What you should do >>
What is needed is the run of lines from the one with "Parse this screenshot: output" through the close of the data, set down exactly.

--- BEGIN Data provided ---

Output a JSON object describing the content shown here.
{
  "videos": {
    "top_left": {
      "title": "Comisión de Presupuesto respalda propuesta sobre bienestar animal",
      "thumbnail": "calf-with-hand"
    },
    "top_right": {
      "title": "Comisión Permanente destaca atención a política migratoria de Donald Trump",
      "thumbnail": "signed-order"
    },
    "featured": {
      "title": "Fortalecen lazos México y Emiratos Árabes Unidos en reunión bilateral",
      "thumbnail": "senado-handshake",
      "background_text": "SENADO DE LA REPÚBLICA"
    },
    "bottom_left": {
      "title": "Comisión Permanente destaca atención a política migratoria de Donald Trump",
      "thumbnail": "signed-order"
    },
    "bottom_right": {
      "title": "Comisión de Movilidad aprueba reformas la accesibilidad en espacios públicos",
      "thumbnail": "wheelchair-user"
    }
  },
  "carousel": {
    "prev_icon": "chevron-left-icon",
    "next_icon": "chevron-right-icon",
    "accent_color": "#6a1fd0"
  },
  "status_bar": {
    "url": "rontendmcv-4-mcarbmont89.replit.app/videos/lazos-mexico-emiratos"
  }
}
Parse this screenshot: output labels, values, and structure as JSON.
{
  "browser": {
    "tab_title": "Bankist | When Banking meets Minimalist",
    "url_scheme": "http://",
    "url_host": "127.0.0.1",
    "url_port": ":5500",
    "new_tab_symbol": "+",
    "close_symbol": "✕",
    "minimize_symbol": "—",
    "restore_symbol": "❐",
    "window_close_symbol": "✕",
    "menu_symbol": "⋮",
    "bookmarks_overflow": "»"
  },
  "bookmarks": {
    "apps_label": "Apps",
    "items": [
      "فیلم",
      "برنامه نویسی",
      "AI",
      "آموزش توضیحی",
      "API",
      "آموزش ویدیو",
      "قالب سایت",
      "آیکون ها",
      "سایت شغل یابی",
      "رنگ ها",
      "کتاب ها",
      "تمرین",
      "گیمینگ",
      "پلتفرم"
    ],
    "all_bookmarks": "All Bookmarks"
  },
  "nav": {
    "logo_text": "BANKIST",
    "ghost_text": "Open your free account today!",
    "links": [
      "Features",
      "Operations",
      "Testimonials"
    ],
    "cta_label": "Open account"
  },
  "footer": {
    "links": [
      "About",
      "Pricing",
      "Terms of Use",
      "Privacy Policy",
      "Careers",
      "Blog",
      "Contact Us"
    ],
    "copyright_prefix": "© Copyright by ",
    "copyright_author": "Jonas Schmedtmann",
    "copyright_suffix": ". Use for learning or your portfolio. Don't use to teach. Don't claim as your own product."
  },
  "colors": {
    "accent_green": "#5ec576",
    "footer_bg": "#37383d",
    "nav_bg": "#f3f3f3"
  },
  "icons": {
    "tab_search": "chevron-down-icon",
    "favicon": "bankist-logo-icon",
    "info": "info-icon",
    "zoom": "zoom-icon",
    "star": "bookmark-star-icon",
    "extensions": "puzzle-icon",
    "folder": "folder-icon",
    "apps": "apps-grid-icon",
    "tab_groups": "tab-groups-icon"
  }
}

--- END Data provided ---

Finished exercise >>
Parse this screenshot: output labels, values, and structure as JSON.
{
  "browser": {
    "tab_title": "Bankist | When Banking meets Minimalist",
    "url_scheme": "http://",
    "url_host": "127.0.0.1",
    "url_port": ":5500",
    "new_tab_symbol": "+",
    "close_symbol": "✕",
    "minimize_symbol": "—",
    "restore_symbol": "❐",
    "window_close_symbol": "✕",
    "menu_symbol": "⋮",
    "bookmarks_overflow": "»"
  },
  "bookmarks": {
    "apps_label": "Apps",
    "items": [
      "فیلم",
      "برنامه نویسی",
      "AI",
      "آموزش توضیحی",
      "API",
      "آموزش ویدیو",
      "قالب سایت",
      "آیکون ها",
      "سایت شغل یابی",
      "رنگ ها",
      "کتاب ها",
      "تمرین",
      "گیمینگ",
      "پلتفرم"
    ],
    "all_bookmarks": "All Bookmarks"
  },
  "nav": {
    "logo_text": "BANKIST",
    "ghost_text": "Open your free account today!",
    "links": [
      "Features",
      "Operations",
      "Testimonials"
    ],
    "cta_label": "Open account"
  },
  "footer": {
    "links": [
      "About",
      "Pricing",
      "Terms of Use",
      "Privacy Policy",
      "Careers",
      "Blog",
      "Contact Us"
    ],
    "copyright_prefix": "© Copyright by ",
    "copyright_author": "Jonas Schmedtmann",
    "copyright_suffix": ". Use for learning or your portfolio. Don't use to teach. Don't claim as your own product."
  },
  "colors": {
    "accent_green": "#5ec576",
    "footer_bg": "#37383d",
    "nav_bg": "#f3f3f3"
  },
  "icons": {
    "tab_search": "chevron-down-icon",
    "favicon": "bankist-logo-icon",
    "info": "info-icon",
    "zoom": "zoom-icon",
    "star": "bookmark-star-icon",
    "extensions": "puzzle-icon",
    "folder": "folder-icon",
    "apps": "apps-grid-icon",
    "tab_groups": "tab-groups-icon"
  }
}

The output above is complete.